SOURCE RECORDS:
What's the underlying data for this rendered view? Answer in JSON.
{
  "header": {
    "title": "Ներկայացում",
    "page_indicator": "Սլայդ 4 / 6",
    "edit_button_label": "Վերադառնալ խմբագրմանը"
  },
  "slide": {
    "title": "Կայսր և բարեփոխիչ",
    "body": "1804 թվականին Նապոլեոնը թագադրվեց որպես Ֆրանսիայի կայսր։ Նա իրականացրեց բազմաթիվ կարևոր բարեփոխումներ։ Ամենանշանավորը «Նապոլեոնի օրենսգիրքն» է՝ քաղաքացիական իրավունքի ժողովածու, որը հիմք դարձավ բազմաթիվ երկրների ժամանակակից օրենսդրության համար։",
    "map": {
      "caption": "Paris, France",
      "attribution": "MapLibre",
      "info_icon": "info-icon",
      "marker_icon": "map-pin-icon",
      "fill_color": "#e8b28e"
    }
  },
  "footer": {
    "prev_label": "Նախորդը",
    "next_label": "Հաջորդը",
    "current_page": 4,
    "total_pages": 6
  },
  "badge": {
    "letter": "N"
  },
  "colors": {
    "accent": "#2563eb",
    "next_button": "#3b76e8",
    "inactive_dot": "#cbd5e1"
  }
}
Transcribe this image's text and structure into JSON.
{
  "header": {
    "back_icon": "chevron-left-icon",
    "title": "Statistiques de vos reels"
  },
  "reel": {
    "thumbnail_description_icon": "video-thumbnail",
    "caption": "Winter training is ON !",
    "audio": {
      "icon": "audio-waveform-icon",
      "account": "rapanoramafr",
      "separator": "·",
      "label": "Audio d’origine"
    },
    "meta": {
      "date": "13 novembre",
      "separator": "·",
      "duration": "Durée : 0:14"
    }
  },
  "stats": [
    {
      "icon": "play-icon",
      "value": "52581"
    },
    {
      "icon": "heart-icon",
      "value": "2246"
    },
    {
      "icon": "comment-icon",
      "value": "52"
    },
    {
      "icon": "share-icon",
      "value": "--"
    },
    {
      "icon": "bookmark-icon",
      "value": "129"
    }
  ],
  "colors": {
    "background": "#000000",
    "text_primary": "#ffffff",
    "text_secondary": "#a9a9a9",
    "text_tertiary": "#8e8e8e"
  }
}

INSTRUCTION: Using the records above, pull out each line where the word "value" occurs.

RESULT BELOW:
      "value": "52581"
      "value": "2246"
      "value": "52"
      "value": "--"
      "value": "129"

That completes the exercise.